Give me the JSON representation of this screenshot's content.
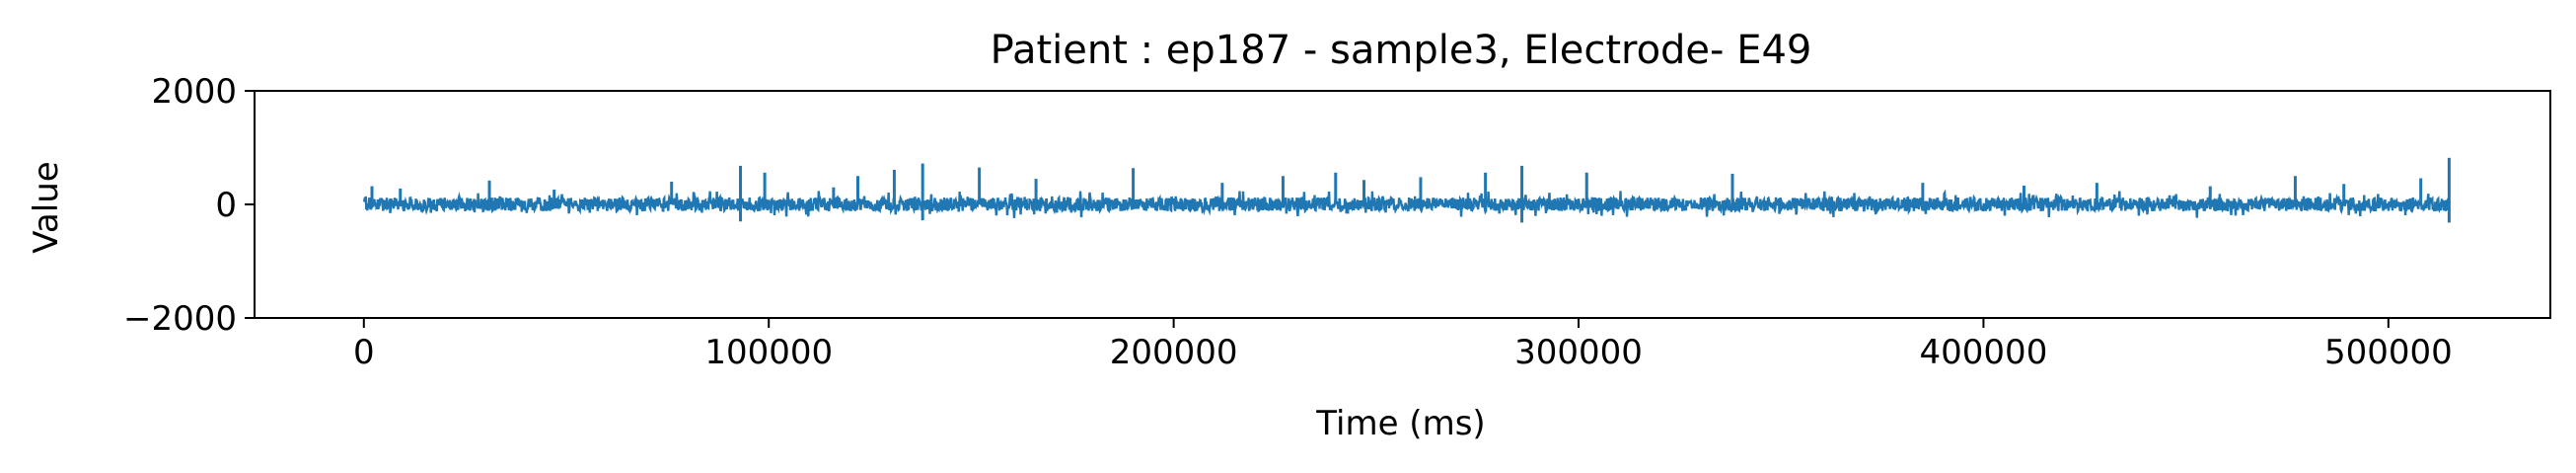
{
  "chart_data": {
    "type": "line",
    "title": "Patient : ep187 - sample3, Electrode- E49",
    "xlabel": "Time (ms)",
    "ylabel": "Value",
    "xlim": [
      -27000,
      540000
    ],
    "ylim": [
      -2000,
      2000
    ],
    "x_range": [
      0,
      515000
    ],
    "xticks": [
      0,
      100000,
      200000,
      300000,
      400000,
      500000
    ],
    "xtick_labels": [
      "0",
      "100000",
      "200000",
      "300000",
      "400000",
      "500000"
    ],
    "yticks": [
      -2000,
      0,
      2000
    ],
    "ytick_labels": [
      "−2000",
      "0",
      "2000"
    ],
    "grid": false,
    "legend": "none",
    "baseline_band": [
      -120,
      120
    ],
    "spikes": [
      {
        "x": 2000,
        "y": 320
      },
      {
        "x": 9000,
        "y": 280
      },
      {
        "x": 31000,
        "y": 420
      },
      {
        "x": 47000,
        "y": 260
      },
      {
        "x": 76000,
        "y": 400
      },
      {
        "x": 93000,
        "y": 680
      },
      {
        "x": 99000,
        "y": 560
      },
      {
        "x": 116000,
        "y": 300
      },
      {
        "x": 122000,
        "y": 500
      },
      {
        "x": 131000,
        "y": 610
      },
      {
        "x": 138000,
        "y": 720
      },
      {
        "x": 152000,
        "y": 650
      },
      {
        "x": 166000,
        "y": 450
      },
      {
        "x": 190000,
        "y": 640
      },
      {
        "x": 212000,
        "y": 380
      },
      {
        "x": 227000,
        "y": 500
      },
      {
        "x": 240000,
        "y": 560
      },
      {
        "x": 247000,
        "y": 430
      },
      {
        "x": 261000,
        "y": 480
      },
      {
        "x": 277000,
        "y": 560
      },
      {
        "x": 286000,
        "y": 680
      },
      {
        "x": 302000,
        "y": 560
      },
      {
        "x": 338000,
        "y": 540
      },
      {
        "x": 385000,
        "y": 380
      },
      {
        "x": 410000,
        "y": 330
      },
      {
        "x": 428000,
        "y": 380
      },
      {
        "x": 456000,
        "y": 320
      },
      {
        "x": 477000,
        "y": 500
      },
      {
        "x": 489000,
        "y": 360
      },
      {
        "x": 508000,
        "y": 460
      },
      {
        "x": 515000,
        "y": 820
      },
      {
        "x": 515000,
        "y": -320
      },
      {
        "x": 93000,
        "y": -300
      },
      {
        "x": 138000,
        "y": -280
      },
      {
        "x": 286000,
        "y": -320
      }
    ],
    "series_color": "#1f77b4"
  }
}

Task requirements
Replicate the material above verbatim; images stay out of the copy.

Solution to the problem
Give me the JSON representation of this screenshot's content.
{
  "chart_data": {
    "type": "line",
    "title": "Patient : ep187 - sample3, Electrode- E49",
    "xlabel": "Time (ms)",
    "ylabel": "Value",
    "xlim": [
      -27000,
      540000
    ],
    "ylim": [
      -2000,
      2000
    ],
    "x_range": [
      0,
      515000
    ],
    "xticks": [
      0,
      100000,
      200000,
      300000,
      400000,
      500000
    ],
    "xtick_labels": [
      "0",
      "100000",
      "200000",
      "300000",
      "400000",
      "500000"
    ],
    "yticks": [
      -2000,
      0,
      2000
    ],
    "ytick_labels": [
      "−2000",
      "0",
      "2000"
    ],
    "grid": false,
    "legend": "none",
    "baseline_band": [
      -120,
      120
    ],
    "spikes": [
      {
        "x": 2000,
        "y": 320
      },
      {
        "x": 9000,
        "y": 280
      },
      {
        "x": 31000,
        "y": 420
      },
      {
        "x": 47000,
        "y": 260
      },
      {
        "x": 76000,
        "y": 400
      },
      {
        "x": 93000,
        "y": 680
      },
      {
        "x": 99000,
        "y": 560
      },
      {
        "x": 116000,
        "y": 300
      },
      {
        "x": 122000,
        "y": 500
      },
      {
        "x": 131000,
        "y": 610
      },
      {
        "x": 138000,
        "y": 720
      },
      {
        "x": 152000,
        "y": 650
      },
      {
        "x": 166000,
        "y": 450
      },
      {
        "x": 190000,
        "y": 640
      },
      {
        "x": 212000,
        "y": 380
      },
      {
        "x": 227000,
        "y": 500
      },
      {
        "x": 240000,
        "y": 560
      },
      {
        "x": 247000,
        "y": 430
      },
      {
        "x": 261000,
        "y": 480
      },
      {
        "x": 277000,
        "y": 560
      },
      {
        "x": 286000,
        "y": 680
      },
      {
        "x": 302000,
        "y": 560
      },
      {
        "x": 338000,
        "y": 540
      },
      {
        "x": 385000,
        "y": 380
      },
      {
        "x": 410000,
        "y": 330
      },
      {
        "x": 428000,
        "y": 380
      },
      {
        "x": 456000,
        "y": 320
      },
      {
        "x": 477000,
        "y": 500
      },
      {
        "x": 489000,
        "y": 360
      },
      {
        "x": 508000,
        "y": 460
      },
      {
        "x": 515000,
        "y": 820
      },
      {
        "x": 515000,
        "y": -320
      },
      {
        "x": 93000,
        "y": -300
      },
      {
        "x": 138000,
        "y": -280
      },
      {
        "x": 286000,
        "y": -320
      }
    ],
    "series_color": "#1f77b4"
  }
}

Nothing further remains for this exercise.